╔══

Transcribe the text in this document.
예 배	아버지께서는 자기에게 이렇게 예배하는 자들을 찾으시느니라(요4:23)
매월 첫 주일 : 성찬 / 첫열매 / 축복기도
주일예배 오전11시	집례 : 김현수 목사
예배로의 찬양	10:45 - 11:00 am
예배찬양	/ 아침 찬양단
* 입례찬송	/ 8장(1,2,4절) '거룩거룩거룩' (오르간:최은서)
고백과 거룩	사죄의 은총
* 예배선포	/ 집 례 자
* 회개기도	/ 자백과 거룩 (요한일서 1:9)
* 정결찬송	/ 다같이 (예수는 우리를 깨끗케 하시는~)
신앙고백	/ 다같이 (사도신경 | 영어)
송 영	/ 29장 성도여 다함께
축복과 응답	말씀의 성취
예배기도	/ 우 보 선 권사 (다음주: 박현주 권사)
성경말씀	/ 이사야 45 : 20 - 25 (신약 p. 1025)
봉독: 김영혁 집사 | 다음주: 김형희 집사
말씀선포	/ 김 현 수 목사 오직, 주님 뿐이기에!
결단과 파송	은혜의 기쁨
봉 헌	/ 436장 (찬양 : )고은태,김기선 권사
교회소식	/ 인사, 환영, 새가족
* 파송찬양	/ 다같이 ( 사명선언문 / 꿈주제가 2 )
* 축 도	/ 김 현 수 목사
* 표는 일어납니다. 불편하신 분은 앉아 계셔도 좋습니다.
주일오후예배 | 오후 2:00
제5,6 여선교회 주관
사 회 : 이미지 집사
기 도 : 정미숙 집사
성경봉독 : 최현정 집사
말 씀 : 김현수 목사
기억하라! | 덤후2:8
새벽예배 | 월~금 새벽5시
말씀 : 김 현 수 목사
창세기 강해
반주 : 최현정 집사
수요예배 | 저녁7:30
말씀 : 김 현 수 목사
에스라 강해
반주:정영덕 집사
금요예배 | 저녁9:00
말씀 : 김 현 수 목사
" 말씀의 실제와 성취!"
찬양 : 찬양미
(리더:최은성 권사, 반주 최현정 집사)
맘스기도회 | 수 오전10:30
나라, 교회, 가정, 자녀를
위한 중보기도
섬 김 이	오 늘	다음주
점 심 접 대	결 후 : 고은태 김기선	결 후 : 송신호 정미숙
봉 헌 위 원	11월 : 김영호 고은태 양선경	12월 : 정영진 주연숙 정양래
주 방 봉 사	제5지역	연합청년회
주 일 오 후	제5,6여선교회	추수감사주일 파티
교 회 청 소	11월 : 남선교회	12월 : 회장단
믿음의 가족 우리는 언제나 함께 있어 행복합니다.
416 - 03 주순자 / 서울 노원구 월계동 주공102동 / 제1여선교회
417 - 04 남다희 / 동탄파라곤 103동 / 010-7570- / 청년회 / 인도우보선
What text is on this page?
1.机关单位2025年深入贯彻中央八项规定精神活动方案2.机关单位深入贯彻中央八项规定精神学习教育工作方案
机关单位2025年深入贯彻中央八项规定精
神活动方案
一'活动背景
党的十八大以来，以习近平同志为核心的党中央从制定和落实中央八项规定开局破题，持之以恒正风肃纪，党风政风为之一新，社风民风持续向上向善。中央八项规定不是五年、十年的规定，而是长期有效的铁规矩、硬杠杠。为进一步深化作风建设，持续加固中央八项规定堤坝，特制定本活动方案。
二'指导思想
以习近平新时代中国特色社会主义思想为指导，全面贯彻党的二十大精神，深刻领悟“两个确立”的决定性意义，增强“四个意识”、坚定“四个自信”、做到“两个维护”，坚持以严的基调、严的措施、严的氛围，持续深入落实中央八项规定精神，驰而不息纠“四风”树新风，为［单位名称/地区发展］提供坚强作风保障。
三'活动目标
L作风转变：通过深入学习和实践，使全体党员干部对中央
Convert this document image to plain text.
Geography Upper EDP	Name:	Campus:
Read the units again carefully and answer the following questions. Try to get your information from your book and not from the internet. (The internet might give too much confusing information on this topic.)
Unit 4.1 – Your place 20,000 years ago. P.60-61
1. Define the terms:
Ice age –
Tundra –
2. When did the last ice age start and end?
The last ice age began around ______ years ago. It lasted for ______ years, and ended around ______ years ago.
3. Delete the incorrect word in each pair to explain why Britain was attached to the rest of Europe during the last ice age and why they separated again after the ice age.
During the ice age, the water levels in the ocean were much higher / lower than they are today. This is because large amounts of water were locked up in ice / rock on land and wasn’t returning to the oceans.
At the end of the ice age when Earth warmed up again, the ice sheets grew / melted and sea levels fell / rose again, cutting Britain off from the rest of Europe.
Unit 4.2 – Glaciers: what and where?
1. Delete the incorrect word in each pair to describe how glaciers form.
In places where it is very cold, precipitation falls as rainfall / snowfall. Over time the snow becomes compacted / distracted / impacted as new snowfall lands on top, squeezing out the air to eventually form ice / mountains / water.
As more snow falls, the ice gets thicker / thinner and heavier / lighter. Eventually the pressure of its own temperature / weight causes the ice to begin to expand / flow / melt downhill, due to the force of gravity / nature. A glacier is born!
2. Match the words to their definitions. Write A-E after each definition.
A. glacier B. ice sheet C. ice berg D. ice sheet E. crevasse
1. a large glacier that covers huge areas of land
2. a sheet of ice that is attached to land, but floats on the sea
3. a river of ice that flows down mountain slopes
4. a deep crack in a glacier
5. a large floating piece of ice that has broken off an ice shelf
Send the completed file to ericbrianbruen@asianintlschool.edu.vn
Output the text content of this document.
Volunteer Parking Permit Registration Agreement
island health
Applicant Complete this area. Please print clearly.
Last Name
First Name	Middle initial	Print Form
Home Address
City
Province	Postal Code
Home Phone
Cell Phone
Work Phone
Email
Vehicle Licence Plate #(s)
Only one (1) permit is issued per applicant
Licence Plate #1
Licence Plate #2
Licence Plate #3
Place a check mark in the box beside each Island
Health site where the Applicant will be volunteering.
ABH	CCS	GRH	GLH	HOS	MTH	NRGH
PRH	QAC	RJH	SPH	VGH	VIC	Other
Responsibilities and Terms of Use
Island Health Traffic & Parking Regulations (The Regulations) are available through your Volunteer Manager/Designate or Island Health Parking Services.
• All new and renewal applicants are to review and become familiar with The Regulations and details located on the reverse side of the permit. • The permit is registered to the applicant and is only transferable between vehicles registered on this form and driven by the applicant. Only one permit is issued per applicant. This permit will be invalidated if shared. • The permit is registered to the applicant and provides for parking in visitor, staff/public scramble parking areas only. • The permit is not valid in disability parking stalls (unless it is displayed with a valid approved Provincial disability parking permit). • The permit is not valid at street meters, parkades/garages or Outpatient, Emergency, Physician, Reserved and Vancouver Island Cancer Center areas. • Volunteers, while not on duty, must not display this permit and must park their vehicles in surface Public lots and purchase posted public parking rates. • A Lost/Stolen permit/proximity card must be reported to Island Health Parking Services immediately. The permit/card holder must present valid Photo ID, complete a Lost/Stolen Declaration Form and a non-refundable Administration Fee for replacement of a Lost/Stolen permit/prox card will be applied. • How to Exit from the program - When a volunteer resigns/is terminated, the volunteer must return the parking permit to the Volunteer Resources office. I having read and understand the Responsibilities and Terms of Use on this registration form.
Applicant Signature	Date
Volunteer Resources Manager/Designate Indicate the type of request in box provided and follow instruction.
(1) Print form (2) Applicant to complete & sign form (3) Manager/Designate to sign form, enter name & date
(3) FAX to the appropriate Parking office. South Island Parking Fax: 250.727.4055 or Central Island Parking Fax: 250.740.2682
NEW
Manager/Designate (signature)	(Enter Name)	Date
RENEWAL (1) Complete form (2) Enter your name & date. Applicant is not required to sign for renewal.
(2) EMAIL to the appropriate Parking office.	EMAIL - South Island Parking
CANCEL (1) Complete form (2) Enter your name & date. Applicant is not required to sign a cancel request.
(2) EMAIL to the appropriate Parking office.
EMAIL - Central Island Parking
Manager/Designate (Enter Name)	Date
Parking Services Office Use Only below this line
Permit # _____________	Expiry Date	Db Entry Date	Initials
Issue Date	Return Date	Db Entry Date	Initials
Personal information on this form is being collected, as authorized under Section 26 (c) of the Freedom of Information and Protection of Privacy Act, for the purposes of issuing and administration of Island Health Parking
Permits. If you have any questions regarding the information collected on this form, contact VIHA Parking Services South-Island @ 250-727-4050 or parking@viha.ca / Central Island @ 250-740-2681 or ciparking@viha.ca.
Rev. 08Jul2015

╚══

WHAT IS REQUIRED :: In how many lines does the word "Manager" appear? Respond with the number alone.

EXPECTED OUTPUT :: 5